** START SUPPLIED DATA **
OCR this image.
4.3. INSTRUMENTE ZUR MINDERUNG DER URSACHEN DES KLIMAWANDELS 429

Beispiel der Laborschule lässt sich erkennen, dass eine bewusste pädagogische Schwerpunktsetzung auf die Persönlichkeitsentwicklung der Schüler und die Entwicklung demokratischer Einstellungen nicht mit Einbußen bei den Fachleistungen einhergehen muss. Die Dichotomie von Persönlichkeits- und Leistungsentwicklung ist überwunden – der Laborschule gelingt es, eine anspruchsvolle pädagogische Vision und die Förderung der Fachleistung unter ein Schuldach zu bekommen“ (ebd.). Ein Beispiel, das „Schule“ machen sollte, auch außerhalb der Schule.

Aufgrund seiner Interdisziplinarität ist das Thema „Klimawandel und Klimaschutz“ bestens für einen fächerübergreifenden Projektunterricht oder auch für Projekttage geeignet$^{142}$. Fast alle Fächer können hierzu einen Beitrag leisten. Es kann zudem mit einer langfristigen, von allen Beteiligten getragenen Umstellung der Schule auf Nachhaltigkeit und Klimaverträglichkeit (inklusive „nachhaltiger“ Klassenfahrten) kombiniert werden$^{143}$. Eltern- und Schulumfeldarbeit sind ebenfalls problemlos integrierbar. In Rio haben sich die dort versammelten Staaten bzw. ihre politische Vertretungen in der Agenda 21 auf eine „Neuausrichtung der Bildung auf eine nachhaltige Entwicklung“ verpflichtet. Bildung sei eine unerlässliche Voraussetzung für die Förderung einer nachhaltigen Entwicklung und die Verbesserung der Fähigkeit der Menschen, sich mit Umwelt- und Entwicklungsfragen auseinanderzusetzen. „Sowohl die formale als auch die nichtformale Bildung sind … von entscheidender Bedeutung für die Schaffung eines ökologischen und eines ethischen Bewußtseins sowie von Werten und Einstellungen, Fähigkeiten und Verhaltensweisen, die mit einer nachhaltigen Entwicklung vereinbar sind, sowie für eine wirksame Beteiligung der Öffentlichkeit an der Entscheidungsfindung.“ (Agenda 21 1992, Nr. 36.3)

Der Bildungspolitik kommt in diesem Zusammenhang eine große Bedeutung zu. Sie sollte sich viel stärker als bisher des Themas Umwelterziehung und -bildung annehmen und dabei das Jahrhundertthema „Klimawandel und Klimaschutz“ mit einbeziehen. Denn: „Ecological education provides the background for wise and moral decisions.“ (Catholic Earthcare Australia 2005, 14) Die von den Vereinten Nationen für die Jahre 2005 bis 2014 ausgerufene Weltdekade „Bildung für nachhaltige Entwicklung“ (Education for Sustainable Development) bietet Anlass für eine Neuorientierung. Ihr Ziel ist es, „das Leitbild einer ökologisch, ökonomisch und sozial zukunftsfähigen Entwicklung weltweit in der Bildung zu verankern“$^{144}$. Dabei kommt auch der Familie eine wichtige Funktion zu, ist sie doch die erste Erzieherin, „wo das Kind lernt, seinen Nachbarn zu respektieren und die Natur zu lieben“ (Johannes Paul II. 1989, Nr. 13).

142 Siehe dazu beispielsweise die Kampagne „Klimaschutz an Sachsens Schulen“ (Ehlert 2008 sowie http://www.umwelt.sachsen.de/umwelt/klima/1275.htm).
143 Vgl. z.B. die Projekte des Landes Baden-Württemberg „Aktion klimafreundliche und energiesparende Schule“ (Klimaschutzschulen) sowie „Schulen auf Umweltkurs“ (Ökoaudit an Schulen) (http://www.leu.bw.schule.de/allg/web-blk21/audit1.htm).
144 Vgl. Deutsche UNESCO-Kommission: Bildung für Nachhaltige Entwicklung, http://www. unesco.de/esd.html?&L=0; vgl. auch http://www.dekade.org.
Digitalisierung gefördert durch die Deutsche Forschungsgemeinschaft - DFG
** END SUPPLIED DATA **
## TASK PROMPT
Return every line holding the word "Deutsche" from the records.

## CORRECT RESPONSE
144 Vgl. Deutsche UNESCO-Kommission: Bildung für Nachhaltige Entwicklung, http://www. unesco.de/esd.html?&L=0; vgl. auch http://www.dekade.org.
Digitalisierung gefördert durch die Deutsche Forschungsgemeinschaft - DFG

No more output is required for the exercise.